-- GIVEN RECORDS start --

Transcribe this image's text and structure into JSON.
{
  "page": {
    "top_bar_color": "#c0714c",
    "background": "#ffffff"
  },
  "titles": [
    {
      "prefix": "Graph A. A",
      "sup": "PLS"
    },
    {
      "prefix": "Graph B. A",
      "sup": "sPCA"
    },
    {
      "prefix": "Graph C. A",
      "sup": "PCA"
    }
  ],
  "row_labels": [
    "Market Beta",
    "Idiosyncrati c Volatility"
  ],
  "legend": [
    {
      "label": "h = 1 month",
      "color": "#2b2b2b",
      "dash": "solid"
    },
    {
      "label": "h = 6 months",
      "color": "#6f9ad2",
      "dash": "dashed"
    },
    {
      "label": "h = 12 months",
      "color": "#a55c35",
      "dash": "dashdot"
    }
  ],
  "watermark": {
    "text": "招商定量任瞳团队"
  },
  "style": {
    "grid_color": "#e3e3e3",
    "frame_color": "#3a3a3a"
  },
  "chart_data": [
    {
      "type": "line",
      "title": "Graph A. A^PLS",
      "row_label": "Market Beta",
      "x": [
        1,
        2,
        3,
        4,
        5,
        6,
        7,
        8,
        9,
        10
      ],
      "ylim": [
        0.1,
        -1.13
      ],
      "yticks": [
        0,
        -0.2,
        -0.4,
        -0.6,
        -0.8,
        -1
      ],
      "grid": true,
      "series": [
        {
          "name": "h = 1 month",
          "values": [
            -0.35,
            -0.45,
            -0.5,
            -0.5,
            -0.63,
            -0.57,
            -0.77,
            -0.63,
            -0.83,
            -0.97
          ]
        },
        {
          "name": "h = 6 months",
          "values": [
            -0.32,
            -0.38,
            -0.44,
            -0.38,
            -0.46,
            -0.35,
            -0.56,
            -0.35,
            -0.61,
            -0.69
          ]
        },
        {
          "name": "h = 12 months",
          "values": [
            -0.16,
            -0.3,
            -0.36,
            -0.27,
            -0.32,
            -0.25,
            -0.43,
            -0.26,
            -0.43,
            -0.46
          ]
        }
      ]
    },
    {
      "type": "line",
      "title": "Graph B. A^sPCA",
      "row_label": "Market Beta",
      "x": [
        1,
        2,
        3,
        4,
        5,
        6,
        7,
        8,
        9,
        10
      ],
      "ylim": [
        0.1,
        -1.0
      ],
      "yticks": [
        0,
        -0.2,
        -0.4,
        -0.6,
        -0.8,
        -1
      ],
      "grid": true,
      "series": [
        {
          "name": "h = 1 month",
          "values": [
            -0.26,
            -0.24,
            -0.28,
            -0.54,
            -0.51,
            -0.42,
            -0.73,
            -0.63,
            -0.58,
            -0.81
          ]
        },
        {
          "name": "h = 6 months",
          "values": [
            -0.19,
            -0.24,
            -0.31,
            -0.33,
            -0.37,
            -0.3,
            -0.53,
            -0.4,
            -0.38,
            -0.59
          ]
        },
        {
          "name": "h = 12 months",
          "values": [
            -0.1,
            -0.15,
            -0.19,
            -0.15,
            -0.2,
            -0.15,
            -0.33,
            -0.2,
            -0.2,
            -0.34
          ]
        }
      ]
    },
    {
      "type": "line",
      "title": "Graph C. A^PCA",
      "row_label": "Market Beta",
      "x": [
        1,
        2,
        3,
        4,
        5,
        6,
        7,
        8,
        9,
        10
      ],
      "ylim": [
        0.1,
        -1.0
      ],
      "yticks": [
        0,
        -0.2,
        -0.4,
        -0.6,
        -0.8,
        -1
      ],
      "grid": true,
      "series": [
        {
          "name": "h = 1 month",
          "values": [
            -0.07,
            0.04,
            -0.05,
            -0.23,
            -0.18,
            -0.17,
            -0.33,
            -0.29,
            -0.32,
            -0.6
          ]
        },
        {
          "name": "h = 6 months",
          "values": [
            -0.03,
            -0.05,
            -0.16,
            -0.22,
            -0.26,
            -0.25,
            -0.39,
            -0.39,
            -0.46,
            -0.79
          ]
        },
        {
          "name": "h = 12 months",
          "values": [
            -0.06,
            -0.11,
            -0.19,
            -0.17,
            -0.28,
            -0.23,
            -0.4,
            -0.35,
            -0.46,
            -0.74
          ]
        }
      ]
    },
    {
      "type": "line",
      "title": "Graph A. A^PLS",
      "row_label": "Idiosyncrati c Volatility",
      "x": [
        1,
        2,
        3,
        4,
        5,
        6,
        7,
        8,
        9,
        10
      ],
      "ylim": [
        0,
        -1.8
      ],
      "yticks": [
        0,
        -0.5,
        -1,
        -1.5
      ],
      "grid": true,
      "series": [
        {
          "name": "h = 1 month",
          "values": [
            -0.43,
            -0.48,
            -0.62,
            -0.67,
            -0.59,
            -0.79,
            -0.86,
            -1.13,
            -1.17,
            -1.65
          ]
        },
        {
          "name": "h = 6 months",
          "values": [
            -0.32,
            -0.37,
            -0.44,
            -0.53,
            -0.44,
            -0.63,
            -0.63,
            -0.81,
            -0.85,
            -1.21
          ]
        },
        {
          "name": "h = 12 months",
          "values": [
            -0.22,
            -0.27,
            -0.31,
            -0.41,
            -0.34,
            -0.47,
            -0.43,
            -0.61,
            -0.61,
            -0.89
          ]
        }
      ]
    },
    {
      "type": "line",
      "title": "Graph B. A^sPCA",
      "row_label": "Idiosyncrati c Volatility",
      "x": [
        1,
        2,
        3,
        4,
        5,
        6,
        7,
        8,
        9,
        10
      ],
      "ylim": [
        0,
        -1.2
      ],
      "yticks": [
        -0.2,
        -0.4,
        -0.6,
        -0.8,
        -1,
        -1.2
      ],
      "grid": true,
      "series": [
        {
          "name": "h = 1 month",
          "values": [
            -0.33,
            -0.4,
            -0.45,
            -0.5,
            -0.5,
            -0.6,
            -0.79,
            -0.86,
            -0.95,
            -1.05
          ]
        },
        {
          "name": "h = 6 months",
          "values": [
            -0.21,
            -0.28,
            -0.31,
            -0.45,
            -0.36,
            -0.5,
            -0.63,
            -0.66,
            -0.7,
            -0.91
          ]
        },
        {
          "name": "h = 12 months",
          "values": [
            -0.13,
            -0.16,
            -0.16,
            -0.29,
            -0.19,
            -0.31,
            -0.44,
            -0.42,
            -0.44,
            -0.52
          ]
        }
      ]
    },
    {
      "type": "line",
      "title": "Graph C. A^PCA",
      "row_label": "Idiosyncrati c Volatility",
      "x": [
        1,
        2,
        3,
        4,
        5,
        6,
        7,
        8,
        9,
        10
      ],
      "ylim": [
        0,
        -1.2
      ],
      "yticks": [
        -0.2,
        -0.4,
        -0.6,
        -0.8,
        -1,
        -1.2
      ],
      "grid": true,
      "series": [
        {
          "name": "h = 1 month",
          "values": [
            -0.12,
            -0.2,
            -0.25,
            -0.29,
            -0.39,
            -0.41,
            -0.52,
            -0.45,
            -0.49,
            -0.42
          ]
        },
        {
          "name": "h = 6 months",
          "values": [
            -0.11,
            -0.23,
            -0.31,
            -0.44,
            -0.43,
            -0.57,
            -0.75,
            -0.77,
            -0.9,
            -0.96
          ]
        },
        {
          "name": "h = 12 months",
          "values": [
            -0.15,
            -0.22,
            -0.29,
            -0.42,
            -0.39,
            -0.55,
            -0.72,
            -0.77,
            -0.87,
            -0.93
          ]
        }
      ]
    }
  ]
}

-- GIVEN RECORDS end --

(WHAT IS NEEDED) Reproduce the listing above word for word.

(RESPONSE TO THE EXERCISE)
Transcribe this image's text and structure into JSON.
{
  "page": {
    "top_bar_color": "#c0714c",
    "background": "#ffffff"
  },
  "titles": [
    {
      "prefix": "Graph A. A",
      "sup": "PLS"
    },
    {
      "prefix": "Graph B. A",
      "sup": "sPCA"
    },
    {
      "prefix": "Graph C. A",
      "sup": "PCA"
    }
  ],
  "row_labels": [
    "Market Beta",
    "Idiosyncrati c Volatility"
  ],
  "legend": [
    {
      "label": "h = 1 month",
      "color": "#2b2b2b",
      "dash": "solid"
    },
    {
      "label": "h = 6 months",
      "color": "#6f9ad2",
      "dash": "dashed"
    },
    {
      "label": "h = 12 months",
      "color": "#a55c35",
      "dash": "dashdot"
    }
  ],
  "watermark": {
    "text": "招商定量任瞳团队"
  },
  "style": {
    "grid_color": "#e3e3e3",
    "frame_color": "#3a3a3a"
  },
  "chart_data": [
    {
      "type": "line",
      "title": "Graph A. A^PLS",
      "row_label": "Market Beta",
      "x": [
        1,
        2,
        3,
        4,
        5,
        6,
        7,
        8,
        9,
        10
      ],
      "ylim": [
        0.1,
        -1.13
      ],
      "yticks": [
        0,
        -0.2,
        -0.4,
        -0.6,
        -0.8,
        -1
      ],
      "grid": true,
      "series": [
        {
          "name": "h = 1 month",
          "values": [
            -0.35,
            -0.45,
            -0.5,
            -0.5,
            -0.63,
            -0.57,
            -0.77,
            -0.63,
            -0.83,
            -0.97
          ]
        },
        {
          "name": "h = 6 months",
          "values": [
            -0.32,
            -0.38,
            -0.44,
            -0.38,
            -0.46,
            -0.35,
            -0.56,
            -0.35,
            -0.61,
            -0.69
          ]
        },
        {
          "name": "h = 12 months",
          "values": [
            -0.16,
            -0.3,
            -0.36,
            -0.27,
            -0.32,
            -0.25,
            -0.43,
            -0.26,
            -0.43,
            -0.46
          ]
        }
      ]
    },
    {
      "type": "line",
      "title": "Graph B. A^sPCA",
      "row_label": "Market Beta",
      "x": [
        1,
        2,
        3,
        4,
        5,
        6,
        7,
        8,
        9,
        10
      ],
      "ylim": [
        0.1,
        -1.0
      ],
      "yticks": [
        0,
        -0.2,
        -0.4,
        -0.6,
        -0.8,
        -1
      ],
      "grid": true,
      "series": [
        {
          "name": "h = 1 month",
          "values": [
            -0.26,
            -0.24,
            -0.28,
            -0.54,
            -0.51,
            -0.42,
            -0.73,
            -0.63,
            -0.58,
            -0.81
          ]
        },
        {
          "name": "h = 6 months",
          "values": [
            -0.19,
            -0.24,
            -0.31,
            -0.33,
            -0.37,
            -0.3,
            -0.53,
            -0.4,
            -0.38,
            -0.59
          ]
        },
        {
          "name": "h = 12 months",
          "values": [
            -0.1,
            -0.15,
            -0.19,
            -0.15,
            -0.2,
            -0.15,
            -0.33,
            -0.2,
            -0.2,
            -0.34
          ]
        }
      ]
    },
    {
      "type": "line",
      "title": "Graph C. A^PCA",
      "row_label": "Market Beta",
      "x": [
        1,
        2,
        3,
        4,
        5,
        6,
        7,
        8,
        9,
        10
      ],
      "ylim": [
        0.1,
        -1.0
      ],
      "yticks": [
        0,
        -0.2,
        -0.4,
        -0.6,
        -0.8,
        -1
      ],
      "grid": true,
      "series": [
        {
          "name": "h = 1 month",
          "values": [
            -0.07,
            0.04,
            -0.05,
            -0.23,
            -0.18,
            -0.17,
            -0.33,
            -0.29,
            -0.32,
            -0.6
          ]
        },
        {
          "name": "h = 6 months",
          "values": [
            -0.03,
            -0.05,
            -0.16,
            -0.22,
            -0.26,
            -0.25,
            -0.39,
            -0.39,
            -0.46,
            -0.79
          ]
        },
        {
          "name": "h = 12 months",
          "values": [
            -0.06,
            -0.11,
            -0.19,
            -0.17,
            -0.28,
            -0.23,
            -0.4,
            -0.35,
            -0.46,
            -0.74
          ]
        }
      ]
    },
    {
      "type": "line",
      "title": "Graph A. A^PLS",
      "row_label": "Idiosyncrati c Volatility",
      "x": [
        1,
        2,
        3,
        4,
        5,
        6,
        7,
        8,
        9,
        10
      ],
      "ylim": [
        0,
        -1.8
      ],
      "yticks": [
        0,
        -0.5,
        -1,
        -1.5
      ],
      "grid": true,
      "series": [
        {
          "name": "h = 1 month",
          "values": [
            -0.43,
            -0.48,
            -0.62,
            -0.67,
            -0.59,
            -0.79,
            -0.86,
            -1.13,
            -1.17,
            -1.65
          ]
        },
        {
          "name": "h = 6 months",
          "values": [
            -0.32,
            -0.37,
            -0.44,
            -0.53,
            -0.44,
            -0.63,
            -0.63,
            -0.81,
            -0.85,
            -1.21
          ]
        },
        {
          "name": "h = 12 months",
          "values": [
            -0.22,
            -0.27,
            -0.31,
            -0.41,
            -0.34,
            -0.47,
            -0.43,
            -0.61,
            -0.61,
            -0.89
          ]
        }
      ]
    },
    {
      "type": "line",
      "title": "Graph B. A^sPCA",
      "row_label": "Idiosyncrati c Volatility",
      "x": [
        1,
        2,
        3,
        4,
        5,
        6,
        7,
        8,
        9,
        10
      ],
      "ylim": [
        0,
        -1.2
      ],
      "yticks": [
        -0.2,
        -0.4,
        -0.6,
        -0.8,
        -1,
        -1.2
      ],
      "grid": true,
      "series": [
        {
          "name": "h = 1 month",
          "values": [
            -0.33,
            -0.4,
            -0.45,
            -0.5,
            -0.5,
            -0.6,
            -0.79,
            -0.86,
            -0.95,
            -1.05
          ]
        },
        {
          "name": "h = 6 months",
          "values": [
            -0.21,
            -0.28,
            -0.31,
            -0.45,
            -0.36,
            -0.5,
            -0.63,
            -0.66,
            -0.7,
            -0.91
          ]
        },
        {
          "name": "h = 12 months",
          "values": [
            -0.13,
            -0.16,
            -0.16,
            -0.29,
            -0.19,
            -0.31,
            -0.44,
            -0.42,
            -0.44,
            -0.52
          ]
        }
      ]
    },
    {
      "type": "line",
      "title": "Graph C. A^PCA",
      "row_label": "Idiosyncrati c Volatility",
      "x": [
        1,
        2,
        3,
        4,
        5,
        6,
        7,
        8,
        9,
        10
      ],
      "ylim": [
        0,
        -1.2
      ],
      "yticks": [
        -0.2,
        -0.4,
        -0.6,
        -0.8,
        -1,
        -1.2
      ],
      "grid": true,
      "series": [
        {
          "name": "h = 1 month",
          "values": [
            -0.12,
            -0.2,
            -0.25,
            -0.29,
            -0.39,
            -0.41,
            -0.52,
            -0.45,
            -0.49,
            -0.42
          ]
        },
        {
          "name": "h = 6 months",
          "values": [
            -0.11,
            -0.23,
            -0.31,
            -0.44,
            -0.43,
            -0.57,
            -0.75,
            -0.77,
            -0.9,
            -0.96
          ]
        },
        {
          "name": "h = 12 months",
          "values": [
            -0.15,
            -0.22,
            -0.29,
            -0.42,
            -0.39,
            -0.55,
            -0.72,
            -0.77,
            -0.87,
            -0.93
          ]
        }
      ]
    }
  ]
}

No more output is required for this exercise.